In the data below, locate each line with the word "will" and list it.

*Data records*:
○ ○ ○ ○

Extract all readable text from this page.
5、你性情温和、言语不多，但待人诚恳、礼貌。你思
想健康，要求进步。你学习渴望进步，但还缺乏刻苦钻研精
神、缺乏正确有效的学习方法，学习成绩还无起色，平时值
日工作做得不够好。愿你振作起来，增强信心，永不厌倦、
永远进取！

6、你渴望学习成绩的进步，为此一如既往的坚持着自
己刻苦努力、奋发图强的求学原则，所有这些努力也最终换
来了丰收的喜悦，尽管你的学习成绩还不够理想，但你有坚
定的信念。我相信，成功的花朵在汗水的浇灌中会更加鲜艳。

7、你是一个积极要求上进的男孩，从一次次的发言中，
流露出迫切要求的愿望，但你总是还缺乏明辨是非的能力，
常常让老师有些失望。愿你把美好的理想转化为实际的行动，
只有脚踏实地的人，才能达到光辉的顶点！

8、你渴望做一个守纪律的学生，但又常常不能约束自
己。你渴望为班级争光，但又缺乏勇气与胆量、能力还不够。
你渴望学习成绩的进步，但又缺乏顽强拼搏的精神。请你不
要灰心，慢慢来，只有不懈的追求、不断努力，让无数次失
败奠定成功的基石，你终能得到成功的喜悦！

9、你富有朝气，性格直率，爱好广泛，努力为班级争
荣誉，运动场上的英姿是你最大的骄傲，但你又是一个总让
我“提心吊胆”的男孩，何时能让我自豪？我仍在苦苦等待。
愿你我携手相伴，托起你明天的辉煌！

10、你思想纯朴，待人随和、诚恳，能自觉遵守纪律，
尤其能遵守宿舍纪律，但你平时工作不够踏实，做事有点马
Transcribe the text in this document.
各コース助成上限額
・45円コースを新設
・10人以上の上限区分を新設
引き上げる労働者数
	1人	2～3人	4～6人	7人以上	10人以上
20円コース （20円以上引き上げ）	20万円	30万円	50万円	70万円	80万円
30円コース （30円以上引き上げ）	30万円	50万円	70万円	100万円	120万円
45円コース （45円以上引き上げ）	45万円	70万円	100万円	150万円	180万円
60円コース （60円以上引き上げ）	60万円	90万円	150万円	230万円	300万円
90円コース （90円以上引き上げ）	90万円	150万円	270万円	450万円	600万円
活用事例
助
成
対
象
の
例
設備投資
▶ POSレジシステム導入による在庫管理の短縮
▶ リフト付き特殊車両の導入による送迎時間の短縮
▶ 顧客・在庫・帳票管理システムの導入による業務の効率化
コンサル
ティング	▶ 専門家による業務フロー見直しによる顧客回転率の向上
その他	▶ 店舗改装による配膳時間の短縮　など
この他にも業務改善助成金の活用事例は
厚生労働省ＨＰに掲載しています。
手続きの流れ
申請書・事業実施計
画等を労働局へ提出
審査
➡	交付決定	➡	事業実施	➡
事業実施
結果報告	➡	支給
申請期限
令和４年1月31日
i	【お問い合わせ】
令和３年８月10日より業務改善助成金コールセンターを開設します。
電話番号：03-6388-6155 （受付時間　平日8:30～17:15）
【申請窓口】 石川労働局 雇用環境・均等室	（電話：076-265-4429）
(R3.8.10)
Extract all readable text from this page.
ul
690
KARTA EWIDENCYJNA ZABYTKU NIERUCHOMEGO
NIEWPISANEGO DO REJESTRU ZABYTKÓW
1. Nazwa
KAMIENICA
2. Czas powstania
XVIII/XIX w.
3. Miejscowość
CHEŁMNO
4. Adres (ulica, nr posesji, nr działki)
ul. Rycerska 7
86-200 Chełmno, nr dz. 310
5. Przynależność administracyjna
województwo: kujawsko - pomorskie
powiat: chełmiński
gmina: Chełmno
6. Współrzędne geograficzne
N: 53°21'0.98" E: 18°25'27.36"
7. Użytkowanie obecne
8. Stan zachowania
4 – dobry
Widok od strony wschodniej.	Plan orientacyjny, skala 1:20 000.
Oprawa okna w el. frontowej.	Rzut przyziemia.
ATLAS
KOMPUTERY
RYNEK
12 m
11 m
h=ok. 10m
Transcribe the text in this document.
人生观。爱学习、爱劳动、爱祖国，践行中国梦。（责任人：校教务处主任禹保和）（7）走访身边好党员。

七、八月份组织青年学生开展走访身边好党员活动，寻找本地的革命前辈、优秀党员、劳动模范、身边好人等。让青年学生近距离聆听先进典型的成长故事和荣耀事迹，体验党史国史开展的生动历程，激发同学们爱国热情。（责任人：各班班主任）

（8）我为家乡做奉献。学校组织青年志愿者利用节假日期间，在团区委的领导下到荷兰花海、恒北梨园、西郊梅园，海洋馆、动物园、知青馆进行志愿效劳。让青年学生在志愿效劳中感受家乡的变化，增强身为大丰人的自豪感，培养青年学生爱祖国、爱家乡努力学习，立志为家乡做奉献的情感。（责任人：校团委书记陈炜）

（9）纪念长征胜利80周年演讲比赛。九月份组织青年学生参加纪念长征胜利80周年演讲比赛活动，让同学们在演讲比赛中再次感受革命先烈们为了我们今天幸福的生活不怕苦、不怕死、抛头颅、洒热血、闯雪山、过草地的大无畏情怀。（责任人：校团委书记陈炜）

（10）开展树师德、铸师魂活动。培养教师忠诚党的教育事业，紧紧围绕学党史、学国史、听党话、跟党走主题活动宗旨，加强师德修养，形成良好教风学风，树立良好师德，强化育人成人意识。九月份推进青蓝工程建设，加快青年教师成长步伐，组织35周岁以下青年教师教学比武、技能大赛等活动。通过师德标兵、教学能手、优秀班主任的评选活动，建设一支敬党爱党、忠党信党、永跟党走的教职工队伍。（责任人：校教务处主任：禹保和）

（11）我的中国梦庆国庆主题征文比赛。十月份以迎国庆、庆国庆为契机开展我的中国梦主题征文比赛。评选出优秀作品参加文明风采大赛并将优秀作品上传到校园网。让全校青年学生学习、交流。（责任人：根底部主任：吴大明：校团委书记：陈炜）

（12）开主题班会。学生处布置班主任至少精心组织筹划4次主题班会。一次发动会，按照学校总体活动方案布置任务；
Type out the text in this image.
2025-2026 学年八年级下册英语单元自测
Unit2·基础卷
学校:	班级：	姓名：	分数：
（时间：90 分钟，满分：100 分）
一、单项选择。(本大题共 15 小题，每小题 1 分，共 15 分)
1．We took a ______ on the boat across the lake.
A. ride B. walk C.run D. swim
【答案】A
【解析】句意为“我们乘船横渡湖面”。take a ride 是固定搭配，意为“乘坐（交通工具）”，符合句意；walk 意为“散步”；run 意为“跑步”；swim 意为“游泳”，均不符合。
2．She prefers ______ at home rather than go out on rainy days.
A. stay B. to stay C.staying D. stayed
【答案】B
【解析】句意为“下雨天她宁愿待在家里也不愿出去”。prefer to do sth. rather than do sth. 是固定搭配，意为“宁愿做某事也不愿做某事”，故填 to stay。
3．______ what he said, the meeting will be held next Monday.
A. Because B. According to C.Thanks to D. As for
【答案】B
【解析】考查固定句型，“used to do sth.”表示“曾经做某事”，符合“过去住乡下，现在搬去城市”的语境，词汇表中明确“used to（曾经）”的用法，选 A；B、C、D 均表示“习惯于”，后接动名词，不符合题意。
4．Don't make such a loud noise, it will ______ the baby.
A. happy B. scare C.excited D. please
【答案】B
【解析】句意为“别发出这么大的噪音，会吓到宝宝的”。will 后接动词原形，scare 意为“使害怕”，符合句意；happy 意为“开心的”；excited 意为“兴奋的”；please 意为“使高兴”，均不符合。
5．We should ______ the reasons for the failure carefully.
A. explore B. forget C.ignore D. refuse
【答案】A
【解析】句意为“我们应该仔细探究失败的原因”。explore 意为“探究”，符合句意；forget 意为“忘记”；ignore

○ ○ ○ ○

*Task response*:
3．______ what he said, the meeting will be held next Monday.
4．Don't make such a loud noise, it will ______ the baby.
【解析】句意为“别发出这么大的噪音，会吓到宝宝的”。will 后接动词原形，scare 意为“使害怕”，符合句意；happy 意为“开心的”；excited 意为“兴奋的”；please 意为“使高兴”，均不符合。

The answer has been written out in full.